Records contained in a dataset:
• • • • •

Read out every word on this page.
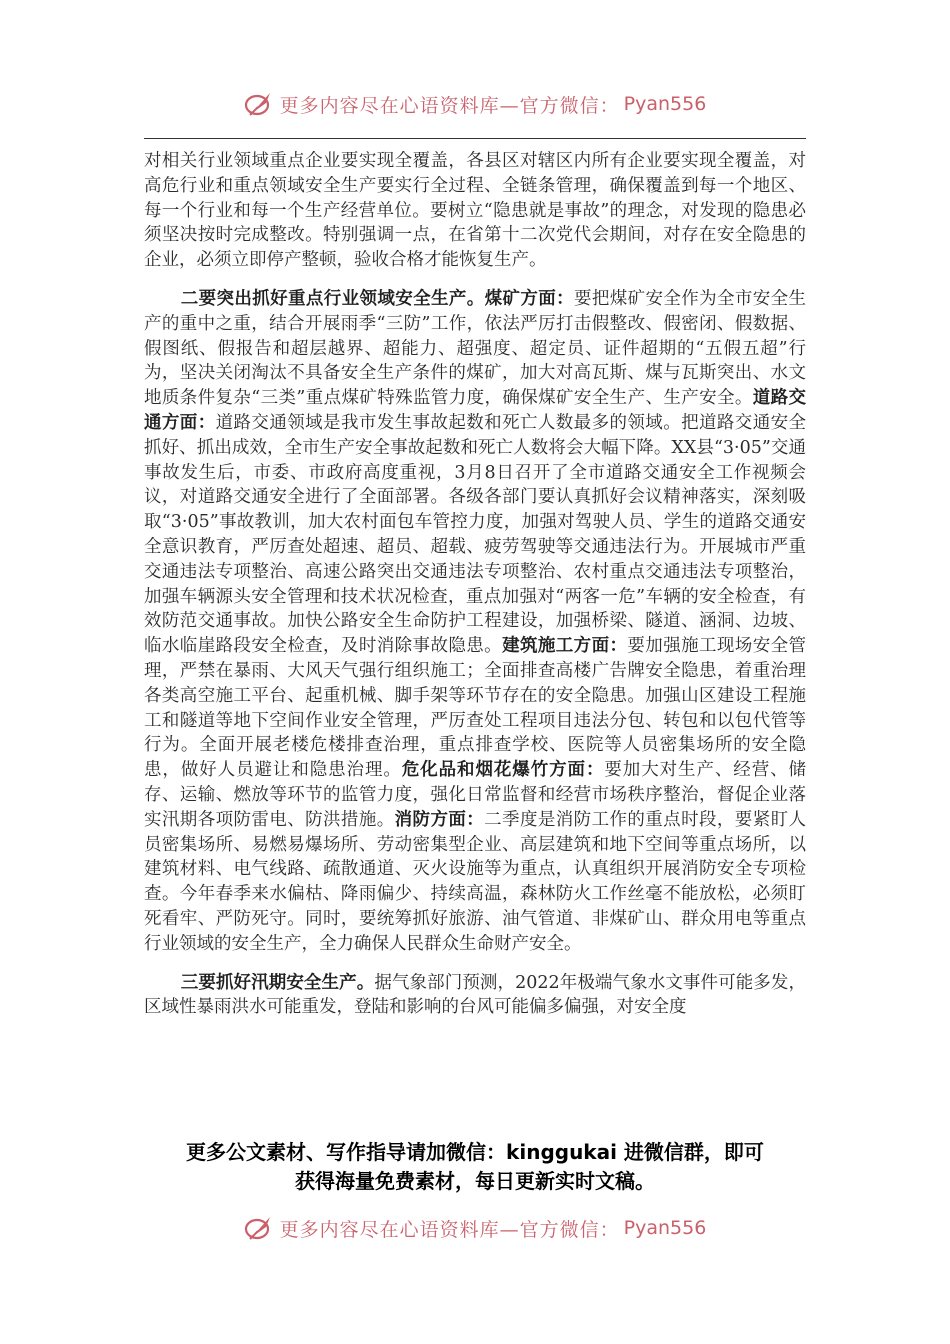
更多内容尽在心语资料库—官方微信： Pyan556

对相关行业领域重点企业要实现全覆盖，各县区对辖区内所有企业要实现全覆盖，对高危行业和重点领域安全生产要实行全过程、全链条管理，确保覆盖到每一个地区、每一个行业和每一个生产经营单位。要树立“隐患就是事故”的理念，对发现的隐患必须坚决按时完成整改。特别强调一点，在省第十二次党代会期间，对存在安全隐患的企业，必须立即停产整顿，验收合格才能恢复生产。

二要突出抓好重点行业领域安全生产。煤矿方面：要把煤矿安全作为全市安全生产的重中之重，结合开展雨季“三防”工作，依法严厉打击假整改、假密闭、假数据、假图纸、假报告和超层越界、超能力、超强度、超定员、证件超期的“五假五超”行为，坚决关闭淘汰不具备安全生产条件的煤矿，加大对高瓦斯、煤与瓦斯突出、水文地质条件复杂“三类”重点煤矿特殊监管力度，确保煤矿安全生产、生产安全。道路交通方面：道路交通领域是我市发生事故起数和死亡人数最多的领域。把道路交通安全抓好、抓出成效，全市生产安全事故起数和死亡人数将会大幅下降。XX县“3·05”交通事故发生后，市委、市政府高度重视，3月8日召开了全市道路交通安全工作视频会议，对道路交通安全进行了全面部署。各级各部门要认真抓好会议精神落实，深刻吸取“3·05”事故教训，加大农村面包车管控力度，加强对驾驶人员、学生的道路交通安全意识教育，严厉查处超速、超员、超载、疲劳驾驶等交通违法行为。开展城市严重交通违法专项整治、高速公路突出交通违法专项整治、农村重点交通违法专项整治，加强车辆源头安全管理和技术状况检查，重点加强对“两客一危”车辆的安全检查，有效防范交通事故。加快公路安全生命防护工程建设，加强桥梁、隧道、涵洞、边坡、临水临崖路段安全检查，及时消除事故隐患。建筑施工方面：要加强施工现场安全管理，严禁在暴雨、大风天气强行组织施工；全面排查高楼广告牌安全隐患，着重治理各类高空施工平台、起重机械、脚手架等环节存在的安全隐患。加强山区建设工程施工和隧道等地下空间作业安全管理，严厉查处工程项目违法分包、转包和以包代管等行为。全面开展老楼危楼排查治理，重点排查学校、医院等人员密集场所的安全隐患，做好人员避让和隐患治理。危化品和烟花爆竹方面：要加大对生产、经营、储存、运输、燃放等环节的监管力度，强化日常监督和经营市场秩序整治，督促企业落实汛期各项防雷电、防洪措施。消防方面：二季度是消防工作的重点时段，要紧盯人员密集场所、易燃易爆场所、劳动密集型企业、高层建筑和地下空间等重点场所，以建筑材料、电气线路、疏散通道、灭火设施等为重点，认真组织开展消防安全专项检查。今年春季来水偏枯、降雨偏少、持续高温，森林防火工作丝毫不能放松，必须盯死看牢、严防死守。同时，要统筹抓好旅游、油气管道、非煤矿山、群众用电等重点行业领域的安全生产，全力确保人民群众生命财产安全。

三要抓好汛期安全生产。据气象部门预测，2022年极端气象水文事件可能多发，区域性暴雨洪水可能重发，登陆和影响的台风可能偏多偏强，对安全度

更多公文素材、写作指导请加微信：kinggukai 进微信群，即可
获得海量免费素材，每日更新实时文稿。
更多内容尽在心语资料库—官方微信： Pyan556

• • • • •

Instructions for the task: Reproduce the material word for word, minus the images.

Task output:
Read out every word on this page.
更多内容尽在心语资料库—官方微信： Pyan556

对相关行业领域重点企业要实现全覆盖，各县区对辖区内所有企业要实现全覆盖，对高危行业和重点领域安全生产要实行全过程、全链条管理，确保覆盖到每一个地区、每一个行业和每一个生产经营单位。要树立“隐患就是事故”的理念，对发现的隐患必须坚决按时完成整改。特别强调一点，在省第十二次党代会期间，对存在安全隐患的企业，必须立即停产整顿，验收合格才能恢复生产。

二要突出抓好重点行业领域安全生产。煤矿方面：要把煤矿安全作为全市安全生产的重中之重，结合开展雨季“三防”工作，依法严厉打击假整改、假密闭、假数据、假图纸、假报告和超层越界、超能力、超强度、超定员、证件超期的“五假五超”行为，坚决关闭淘汰不具备安全生产条件的煤矿，加大对高瓦斯、煤与瓦斯突出、水文地质条件复杂“三类”重点煤矿特殊监管力度，确保煤矿安全生产、生产安全。道路交通方面：道路交通领域是我市发生事故起数和死亡人数最多的领域。把道路交通安全抓好、抓出成效，全市生产安全事故起数和死亡人数将会大幅下降。XX县“3·05”交通事故发生后，市委、市政府高度重视，3月8日召开了全市道路交通安全工作视频会议，对道路交通安全进行了全面部署。各级各部门要认真抓好会议精神落实，深刻吸取“3·05”事故教训，加大农村面包车管控力度，加强对驾驶人员、学生的道路交通安全意识教育，严厉查处超速、超员、超载、疲劳驾驶等交通违法行为。开展城市严重交通违法专项整治、高速公路突出交通违法专项整治、农村重点交通违法专项整治，加强车辆源头安全管理和技术状况检查，重点加强对“两客一危”车辆的安全检查，有效防范交通事故。加快公路安全生命防护工程建设，加强桥梁、隧道、涵洞、边坡、临水临崖路段安全检查，及时消除事故隐患。建筑施工方面：要加强施工现场安全管理，严禁在暴雨、大风天气强行组织施工；全面排查高楼广告牌安全隐患，着重治理各类高空施工平台、起重机械、脚手架等环节存在的安全隐患。加强山区建设工程施工和隧道等地下空间作业安全管理，严厉查处工程项目违法分包、转包和以包代管等行为。全面开展老楼危楼排查治理，重点排查学校、医院等人员密集场所的安全隐患，做好人员避让和隐患治理。危化品和烟花爆竹方面：要加大对生产、经营、储存、运输、燃放等环节的监管力度，强化日常监督和经营市场秩序整治，督促企业落实汛期各项防雷电、防洪措施。消防方面：二季度是消防工作的重点时段，要紧盯人员密集场所、易燃易爆场所、劳动密集型企业、高层建筑和地下空间等重点场所，以建筑材料、电气线路、疏散通道、灭火设施等为重点，认真组织开展消防安全专项检查。今年春季来水偏枯、降雨偏少、持续高温，森林防火工作丝毫不能放松，必须盯死看牢、严防死守。同时，要统筹抓好旅游、油气管道、非煤矿山、群众用电等重点行业领域的安全生产，全力确保人民群众生命财产安全。

三要抓好汛期安全生产。据气象部门预测，2022年极端气象水文事件可能多发，区域性暴雨洪水可能重发，登陆和影响的台风可能偏多偏强，对安全度

更多公文素材、写作指导请加微信：kinggukai 进微信群，即可
获得海量免费素材，每日更新实时文稿。
更多内容尽在心语资料库—官方微信： Pyan556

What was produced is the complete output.